**SET EXERCISE**. Repeat each record exactly. Any picture gets left out.

**DATA FOR PROCESSING**.
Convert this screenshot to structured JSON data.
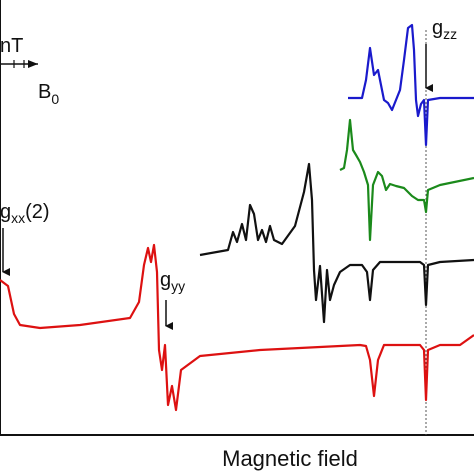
{
  "figure": {
    "b0_label": {
      "unit": "nT",
      "symbol": "B",
      "subscript": "0"
    },
    "annotations": [
      {
        "symbol": "g",
        "subscript": "zz"
      },
      {
        "symbol": "g",
        "subscript": "xx",
        "suffix": "(2)"
      },
      {
        "symbol": "g",
        "subscript": "yy"
      }
    ],
    "x_label": "Magnetic field"
  }
}
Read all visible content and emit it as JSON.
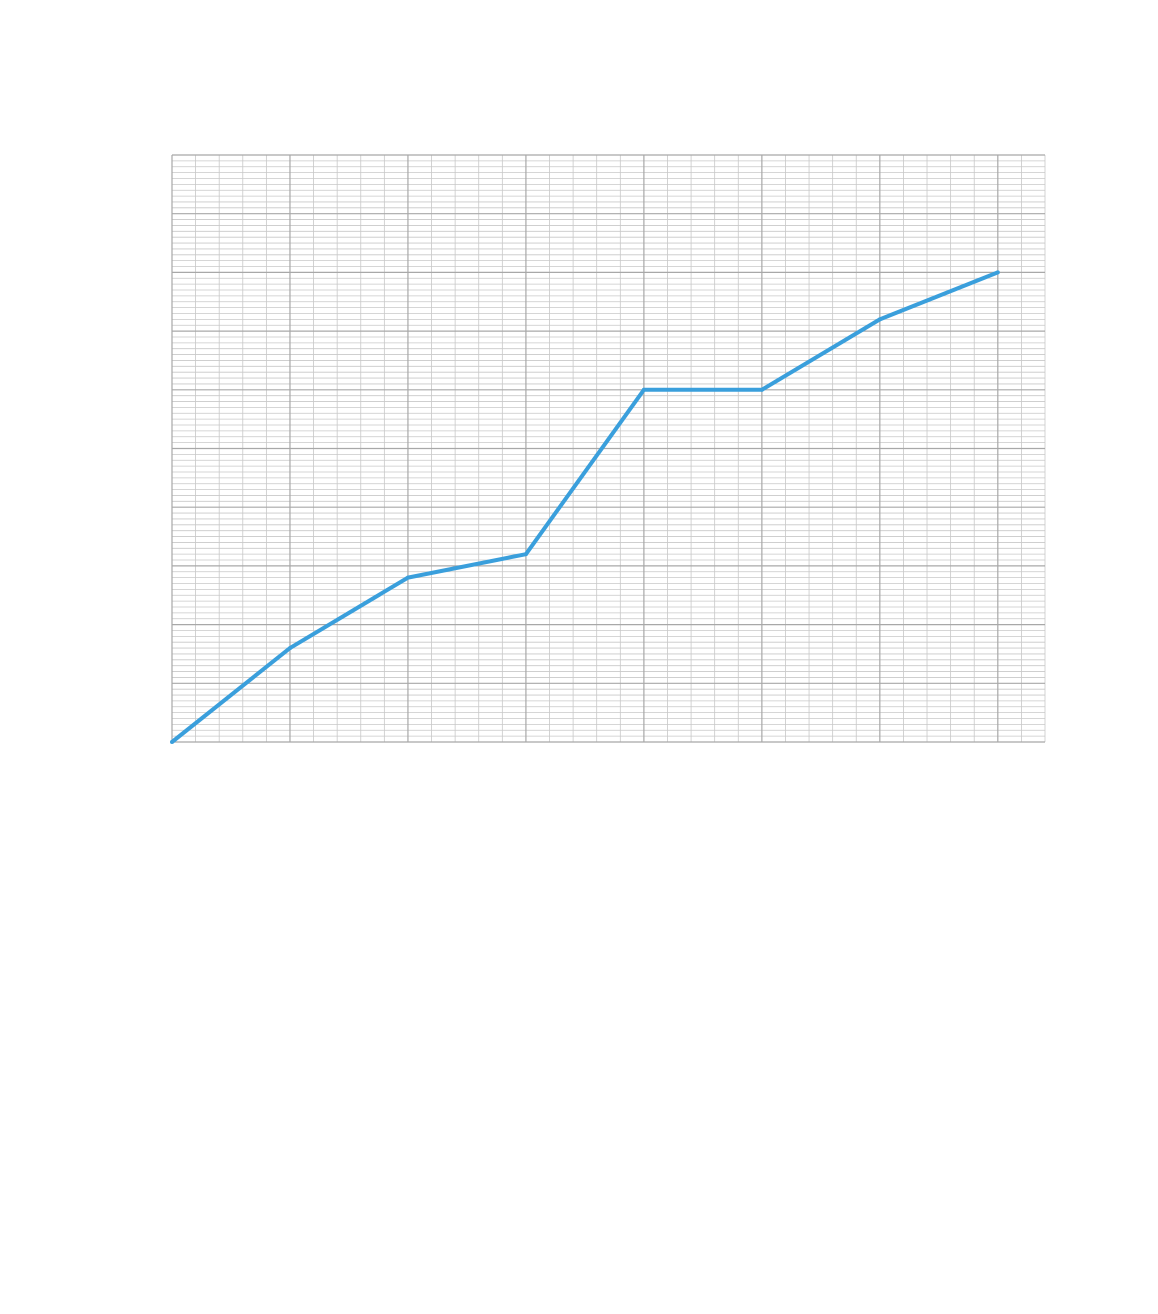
{
  "chart_data": {
    "type": "line",
    "title": "",
    "xlabel": "",
    "ylabel": "",
    "x": [
      0,
      5,
      10,
      15,
      20,
      25,
      30,
      35
    ],
    "series": [
      {
        "values": [
          0,
          40,
          70,
          80,
          150,
          150,
          180,
          200
        ]
      }
    ],
    "xlim": [
      0,
      37
    ],
    "ylim": [
      0,
      250
    ],
    "grid": true,
    "x_minor_ticks_per_major": 5,
    "y_minor_ticks_per_major": 10,
    "colors": {
      "line": "#3a9fdc",
      "grid_major": "#a8a8a8",
      "grid_minor": "#c8c8c8",
      "background": "#ffffff"
    }
  }
}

**EXERCISE RESULT**.
Convert this screenshot to structured JSON data.
{
  "figure": {
    "b0_label": {
      "unit": "nT",
      "symbol": "B",
      "subscript": "0"
    },
    "annotations": [
      {
        "symbol": "g",
        "subscript": "zz"
      },
      {
        "symbol": "g",
        "subscript": "xx",
        "suffix": "(2)"
      },
      {
        "symbol": "g",
        "subscript": "yy"
      }
    ],
    "x_label": "Magnetic field"
  }
}
Read all visible content and emit it as JSON.
{
  "chart_data": {
    "type": "line",
    "title": "",
    "xlabel": "",
    "ylabel": "",
    "x": [
      0,
      5,
      10,
      15,
      20,
      25,
      30,
      35
    ],
    "series": [
      {
        "values": [
          0,
          40,
          70,
          80,
          150,
          150,
          180,
          200
        ]
      }
    ],
    "xlim": [
      0,
      37
    ],
    "ylim": [
      0,
      250
    ],
    "grid": true,
    "x_minor_ticks_per_major": 5,
    "y_minor_ticks_per_major": 10,
    "colors": {
      "line": "#3a9fdc",
      "grid_major": "#a8a8a8",
      "grid_minor": "#c8c8c8",
      "background": "#ffffff"
    }
  }
}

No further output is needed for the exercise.